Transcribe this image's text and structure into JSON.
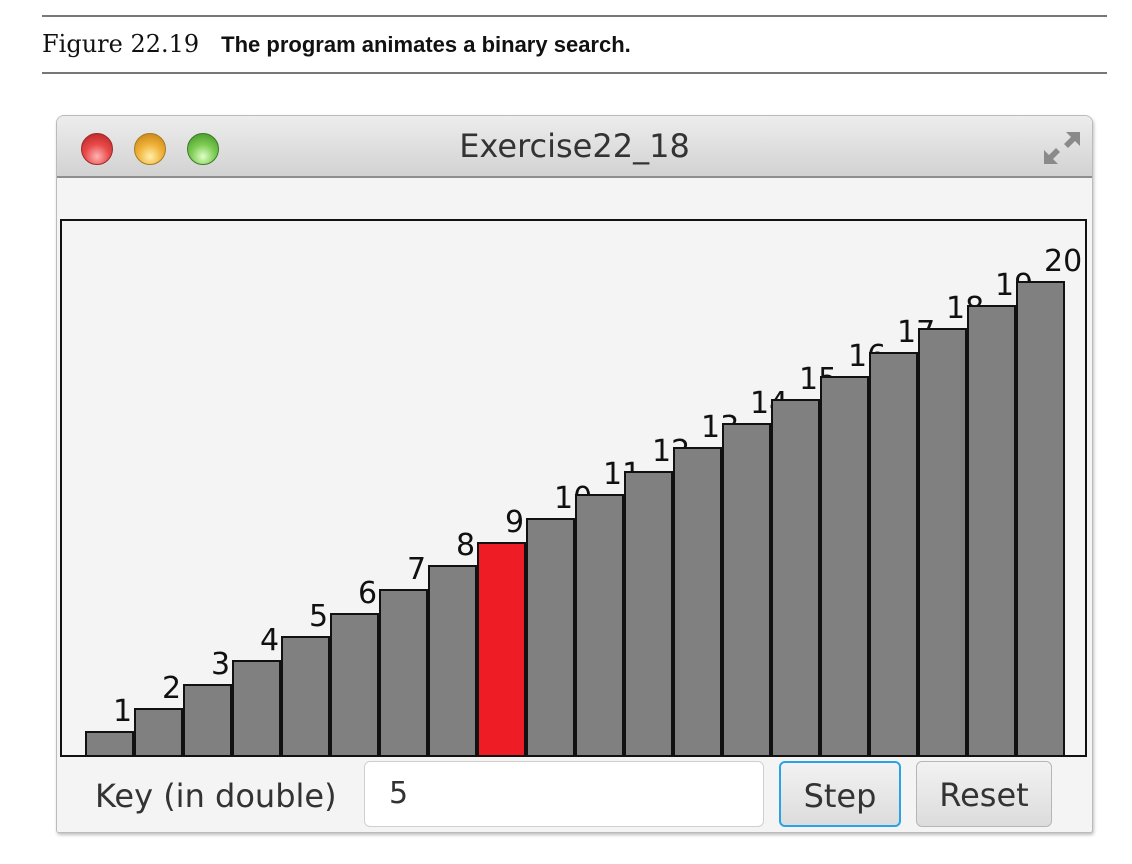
{
  "figure": {
    "number": "Figure 22.19",
    "caption": "The program animates a binary search."
  },
  "window": {
    "title": "Exercise22_18",
    "controls": [
      "close-button",
      "minimize-button",
      "zoom-button"
    ],
    "fullscreen_icon": "fullscreen-arrows-icon"
  },
  "controls": {
    "key_label": "Key (in double)",
    "key_value": "5",
    "step_label": "Step",
    "reset_label": "Reset"
  },
  "colors": {
    "bar": "#808080",
    "highlight": "#ee1c25",
    "focus_border": "#2aa3e6"
  },
  "chart_data": {
    "type": "bar",
    "title": "",
    "categories": [
      "1",
      "2",
      "3",
      "4",
      "5",
      "6",
      "7",
      "8",
      "9",
      "10",
      "11",
      "12",
      "13",
      "14",
      "15",
      "16",
      "17",
      "18",
      "19",
      "20"
    ],
    "values": [
      1,
      2,
      3,
      4,
      5,
      6,
      7,
      8,
      9,
      10,
      11,
      12,
      13,
      14,
      15,
      16,
      17,
      18,
      19,
      20
    ],
    "highlighted_index": 8,
    "highlighted_value": 9,
    "xlabel": "",
    "ylabel": "",
    "grid": false,
    "legend": "none"
  }
}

————————

## Goal of the exercise
Omit the pictures, and quote the material above exactly as given.

## Correct response
Transcribe this image's text and structure into JSON.
{
  "figure": {
    "number": "Figure 22.19",
    "caption": "The program animates a binary search."
  },
  "window": {
    "title": "Exercise22_18",
    "controls": [
      "close-button",
      "minimize-button",
      "zoom-button"
    ],
    "fullscreen_icon": "fullscreen-arrows-icon"
  },
  "controls": {
    "key_label": "Key (in double)",
    "key_value": "5",
    "step_label": "Step",
    "reset_label": "Reset"
  },
  "colors": {
    "bar": "#808080",
    "highlight": "#ee1c25",
    "focus_border": "#2aa3e6"
  },
  "chart_data": {
    "type": "bar",
    "title": "",
    "categories": [
      "1",
      "2",
      "3",
      "4",
      "5",
      "6",
      "7",
      "8",
      "9",
      "10",
      "11",
      "12",
      "13",
      "14",
      "15",
      "16",
      "17",
      "18",
      "19",
      "20"
    ],
    "values": [
      1,
      2,
      3,
      4,
      5,
      6,
      7,
      8,
      9,
      10,
      11,
      12,
      13,
      14,
      15,
      16,
      17,
      18,
      19,
      20
    ],
    "highlighted_index": 8,
    "highlighted_value": 9,
    "xlabel": "",
    "ylabel": "",
    "grid": false,
    "legend": "none"
  }
}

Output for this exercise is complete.